Required task –
Duplicate every line of the records below verbatim, omitting the pictures.

* begin Excerpted data *

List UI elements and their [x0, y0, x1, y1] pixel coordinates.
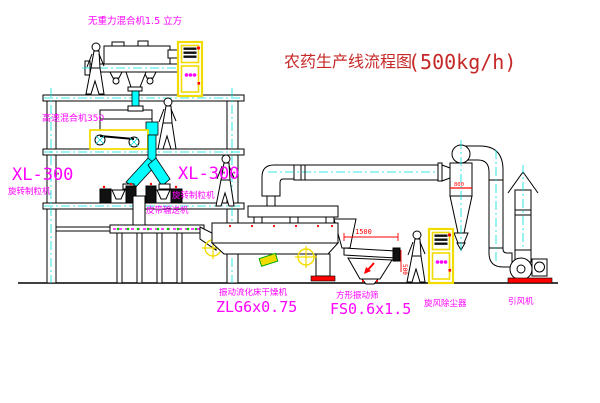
label-gravity-free-mixer: 无重力混合机1.5 立方	[88, 15, 182, 27]
cad-drawing-pesticide-line: 无重力混合机1.5 立方 高速混合机350 XL-300 旋转制粒机 XL-30…	[0, 0, 600, 403]
dryer-hood	[248, 206, 338, 217]
control-cabinet-top	[178, 42, 202, 96]
label-dryer-model: ZLG6x0.75	[216, 298, 297, 316]
control-cabinet-ground	[429, 229, 453, 283]
label-xl300-left: XL-300	[12, 165, 73, 185]
worker-ground	[407, 231, 425, 282]
worker-floor2	[158, 98, 176, 149]
dryer-bottom-outlet	[316, 254, 330, 276]
label-screen-model: FS0.6x1.5	[330, 300, 411, 318]
belt-conveyor	[56, 225, 204, 283]
label-high-speed-mixer: 高速混合机350	[42, 112, 104, 124]
label-dryer-name: 振动流化床干燥机	[219, 287, 288, 298]
dim-cyclone-dia: 800	[454, 182, 464, 188]
drawing-title: 农药生产线流程图	[284, 52, 412, 71]
induced-draft-fan	[508, 250, 552, 283]
label-fan-name: 引风机	[508, 296, 534, 307]
exhaust-duct	[294, 165, 440, 180]
label-xl300-right: XL-300	[178, 164, 239, 184]
label-granulator-right: 旋转制粒机	[172, 190, 215, 201]
dryer-exhaust-elbow	[262, 165, 294, 196]
label-belt-conveyor: 皮带输送机	[146, 205, 189, 216]
label-cyclone-name: 旋风除尘器	[424, 298, 467, 309]
dim-screen-side: 500	[401, 264, 408, 275]
mixer-outlet-cone	[126, 72, 146, 87]
label-granulator-left: 旋转制粒机	[8, 186, 51, 197]
vibrating-screen	[344, 233, 401, 284]
dim-screen-length: 1500	[355, 228, 372, 236]
name-plate	[259, 253, 278, 266]
flow-diagram-canvas: 无重力混合机1.5 立方 高速混合机350 XL-300 旋转制粒机 XL-30…	[0, 0, 600, 403]
granulator-discharge-chute	[133, 196, 145, 226]
drawing-title-capacity: (500kg/h)	[408, 50, 516, 74]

* end Excerpted data *

Answer to the exercise –
List UI elements and their [x0, y0, x1, y1] pixel coordinates.
label-gravity-free-mixer: 无重力混合机1.5 立方	[88, 15, 182, 27]
cad-drawing-pesticide-line: 无重力混合机1.5 立方 高速混合机350 XL-300 旋转制粒机 XL-30…	[0, 0, 600, 403]
dryer-hood	[248, 206, 338, 217]
control-cabinet-top	[178, 42, 202, 96]
label-dryer-model: ZLG6x0.75	[216, 298, 297, 316]
control-cabinet-ground	[429, 229, 453, 283]
label-xl300-left: XL-300	[12, 165, 73, 185]
worker-ground	[407, 231, 425, 282]
worker-floor2	[158, 98, 176, 149]
dryer-bottom-outlet	[316, 254, 330, 276]
label-screen-model: FS0.6x1.5	[330, 300, 411, 318]
belt-conveyor	[56, 225, 204, 283]
label-high-speed-mixer: 高速混合机350	[42, 112, 104, 124]
label-dryer-name: 振动流化床干燥机	[219, 287, 288, 298]
dim-cyclone-dia: 800	[454, 182, 464, 188]
drawing-title: 农药生产线流程图	[284, 52, 412, 71]
induced-draft-fan	[508, 250, 552, 283]
label-fan-name: 引风机	[508, 296, 534, 307]
exhaust-duct	[294, 165, 440, 180]
label-xl300-right: XL-300	[178, 164, 239, 184]
label-granulator-right: 旋转制粒机	[172, 190, 215, 201]
dryer-exhaust-elbow	[262, 165, 294, 196]
label-belt-conveyor: 皮带输送机	[146, 205, 189, 216]
label-cyclone-name: 旋风除尘器	[424, 298, 467, 309]
dim-screen-side: 500	[401, 264, 408, 275]
mixer-outlet-cone	[126, 72, 146, 87]
label-granulator-left: 旋转制粒机	[8, 186, 51, 197]
vibrating-screen	[344, 233, 401, 284]
dim-screen-length: 1500	[355, 228, 372, 236]
name-plate	[259, 253, 278, 266]
flow-diagram-canvas: 无重力混合机1.5 立方 高速混合机350 XL-300 旋转制粒机 XL-30…	[0, 0, 600, 403]
granulator-discharge-chute	[133, 196, 145, 226]
drawing-title-capacity: (500kg/h)	[408, 50, 516, 74]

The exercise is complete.